▶ [TASK GOAL]:
List each person named in the article below on leisure guests returning to travel agents, along with the company each one represents.

▶ [EXCERPTED PASSAGE]:
Leisure guests return to travel agents, tour operators

BERLIN – Leisure guests are still anxious about traveling following the global pandemic and as a result have gone “back in time” to favoring travel agents and tour operators.

That was according to Gabriele Burgio, CEO of €2 billion hotel manager and tour operator Alpitour World at the International Hospitality Investment Forum in Berlin.

Speaking on a panel discussing the future of the leisure hospitality market, he said travel anxiety was changing consumer behavior but not hampering demand, with a persisting trend for shorter lead times for leisure bookings.

Karin Sheppard, SVP and managing director Europe for IHG Hotels & Resorts, which operates more than 6,000 hotels across 17 brands including Holiday Inn and Crowne Plaza, added that the shorter lead times had meant fewer cancellations and there was still a willingness to pay for flexibility.

Grégory Lanter, chief development and construction officer at all-inclusive holiday group Club Med, said the post-pandemic consumer inclination towards holiday packages was a trend for the long-term. As well as managing 70 resorts, the group has its own tour operating company.

[Stored records]
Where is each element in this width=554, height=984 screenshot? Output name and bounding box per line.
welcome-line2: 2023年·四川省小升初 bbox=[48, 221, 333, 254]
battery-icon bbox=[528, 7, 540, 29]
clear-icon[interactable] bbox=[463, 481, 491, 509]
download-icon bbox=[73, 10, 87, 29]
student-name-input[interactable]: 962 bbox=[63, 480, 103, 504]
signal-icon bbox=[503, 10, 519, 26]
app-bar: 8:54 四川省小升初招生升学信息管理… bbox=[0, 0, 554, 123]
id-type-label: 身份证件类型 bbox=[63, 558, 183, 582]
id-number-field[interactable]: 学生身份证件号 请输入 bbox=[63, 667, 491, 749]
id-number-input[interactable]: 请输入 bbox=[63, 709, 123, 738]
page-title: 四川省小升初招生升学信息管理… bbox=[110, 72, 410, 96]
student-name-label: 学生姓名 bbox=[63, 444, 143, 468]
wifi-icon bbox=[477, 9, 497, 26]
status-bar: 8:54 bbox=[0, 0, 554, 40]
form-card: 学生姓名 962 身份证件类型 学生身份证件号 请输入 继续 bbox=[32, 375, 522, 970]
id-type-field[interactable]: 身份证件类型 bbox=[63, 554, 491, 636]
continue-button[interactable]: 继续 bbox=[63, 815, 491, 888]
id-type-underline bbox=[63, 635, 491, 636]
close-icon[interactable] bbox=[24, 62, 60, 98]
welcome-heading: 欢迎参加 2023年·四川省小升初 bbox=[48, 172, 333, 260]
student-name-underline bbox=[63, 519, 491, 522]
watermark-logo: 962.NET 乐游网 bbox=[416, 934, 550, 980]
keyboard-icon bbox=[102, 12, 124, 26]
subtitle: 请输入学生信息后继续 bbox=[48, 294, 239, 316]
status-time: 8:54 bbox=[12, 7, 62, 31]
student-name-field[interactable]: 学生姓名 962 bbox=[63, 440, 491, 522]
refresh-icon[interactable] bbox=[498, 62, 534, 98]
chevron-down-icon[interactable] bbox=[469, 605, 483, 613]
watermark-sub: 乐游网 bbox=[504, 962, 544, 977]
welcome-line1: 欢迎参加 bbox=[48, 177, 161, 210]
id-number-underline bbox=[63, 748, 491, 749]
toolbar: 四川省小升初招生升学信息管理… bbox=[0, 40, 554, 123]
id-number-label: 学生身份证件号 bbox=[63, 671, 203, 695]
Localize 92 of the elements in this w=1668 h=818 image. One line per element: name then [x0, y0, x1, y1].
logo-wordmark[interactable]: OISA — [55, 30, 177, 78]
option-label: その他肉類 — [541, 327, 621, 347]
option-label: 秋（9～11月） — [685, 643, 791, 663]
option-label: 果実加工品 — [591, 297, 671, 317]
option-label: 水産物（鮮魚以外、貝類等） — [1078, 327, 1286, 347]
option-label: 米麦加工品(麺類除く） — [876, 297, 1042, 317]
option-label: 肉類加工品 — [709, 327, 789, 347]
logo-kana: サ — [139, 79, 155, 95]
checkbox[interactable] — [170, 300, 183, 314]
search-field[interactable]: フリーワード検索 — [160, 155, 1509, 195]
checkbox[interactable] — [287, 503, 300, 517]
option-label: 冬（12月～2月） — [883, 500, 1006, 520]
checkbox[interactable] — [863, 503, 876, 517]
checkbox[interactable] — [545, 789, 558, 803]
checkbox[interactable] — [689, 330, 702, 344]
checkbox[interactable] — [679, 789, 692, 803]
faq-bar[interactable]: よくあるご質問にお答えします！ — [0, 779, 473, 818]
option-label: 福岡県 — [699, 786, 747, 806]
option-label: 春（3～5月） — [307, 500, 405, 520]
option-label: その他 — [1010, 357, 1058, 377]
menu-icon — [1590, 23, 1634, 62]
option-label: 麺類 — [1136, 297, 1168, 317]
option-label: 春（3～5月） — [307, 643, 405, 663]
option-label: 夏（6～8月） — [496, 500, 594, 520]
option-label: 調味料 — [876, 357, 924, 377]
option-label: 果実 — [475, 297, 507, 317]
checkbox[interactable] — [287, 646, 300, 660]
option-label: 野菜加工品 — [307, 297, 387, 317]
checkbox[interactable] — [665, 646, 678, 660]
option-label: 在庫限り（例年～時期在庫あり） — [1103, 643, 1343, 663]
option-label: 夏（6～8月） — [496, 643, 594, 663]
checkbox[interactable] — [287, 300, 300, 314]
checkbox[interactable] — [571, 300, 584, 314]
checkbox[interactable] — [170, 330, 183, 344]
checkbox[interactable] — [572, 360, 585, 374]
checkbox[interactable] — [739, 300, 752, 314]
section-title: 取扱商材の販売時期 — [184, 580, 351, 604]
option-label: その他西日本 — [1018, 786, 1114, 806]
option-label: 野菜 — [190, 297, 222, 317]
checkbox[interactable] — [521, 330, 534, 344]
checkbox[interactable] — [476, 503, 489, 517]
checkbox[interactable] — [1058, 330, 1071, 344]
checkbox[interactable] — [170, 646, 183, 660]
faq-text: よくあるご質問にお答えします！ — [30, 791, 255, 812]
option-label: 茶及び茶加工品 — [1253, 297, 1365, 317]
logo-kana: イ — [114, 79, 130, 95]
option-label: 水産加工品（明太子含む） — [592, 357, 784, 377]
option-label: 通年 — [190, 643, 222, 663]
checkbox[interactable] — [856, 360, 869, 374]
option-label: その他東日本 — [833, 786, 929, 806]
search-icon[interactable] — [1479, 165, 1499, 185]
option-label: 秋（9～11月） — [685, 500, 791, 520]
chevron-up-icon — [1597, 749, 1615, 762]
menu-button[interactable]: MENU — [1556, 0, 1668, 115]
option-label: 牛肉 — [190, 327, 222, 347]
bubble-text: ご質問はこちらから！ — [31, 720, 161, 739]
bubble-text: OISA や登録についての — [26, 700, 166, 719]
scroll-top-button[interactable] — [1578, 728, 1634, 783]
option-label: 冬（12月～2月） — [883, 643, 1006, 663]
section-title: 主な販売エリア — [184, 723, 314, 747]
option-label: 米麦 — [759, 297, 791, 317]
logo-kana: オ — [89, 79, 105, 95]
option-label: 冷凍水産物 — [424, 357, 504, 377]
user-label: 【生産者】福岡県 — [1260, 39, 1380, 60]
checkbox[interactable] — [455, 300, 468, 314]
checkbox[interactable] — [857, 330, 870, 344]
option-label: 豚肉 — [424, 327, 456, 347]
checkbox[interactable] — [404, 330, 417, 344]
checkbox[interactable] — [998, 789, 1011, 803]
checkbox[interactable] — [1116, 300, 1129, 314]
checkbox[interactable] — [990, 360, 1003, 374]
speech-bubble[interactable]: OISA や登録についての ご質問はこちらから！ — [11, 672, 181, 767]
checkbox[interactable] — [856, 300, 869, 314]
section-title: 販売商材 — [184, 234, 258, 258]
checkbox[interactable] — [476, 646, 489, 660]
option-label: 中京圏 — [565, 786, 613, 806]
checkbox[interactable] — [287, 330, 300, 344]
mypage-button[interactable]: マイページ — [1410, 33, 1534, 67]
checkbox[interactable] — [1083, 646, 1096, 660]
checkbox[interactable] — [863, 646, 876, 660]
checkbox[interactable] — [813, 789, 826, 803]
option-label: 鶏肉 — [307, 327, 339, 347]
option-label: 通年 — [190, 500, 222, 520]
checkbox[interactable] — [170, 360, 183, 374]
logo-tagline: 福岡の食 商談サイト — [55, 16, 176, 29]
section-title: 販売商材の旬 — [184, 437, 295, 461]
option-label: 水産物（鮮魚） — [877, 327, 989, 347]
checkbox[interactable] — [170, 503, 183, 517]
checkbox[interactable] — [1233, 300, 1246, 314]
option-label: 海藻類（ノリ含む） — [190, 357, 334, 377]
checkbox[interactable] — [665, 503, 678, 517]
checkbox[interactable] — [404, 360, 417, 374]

▶ [OUTPUT]:
Gabriele Burgio: Alpitour World
Karin Sheppard: IHG Hotels & Resorts
Grégory Lanter: Club Med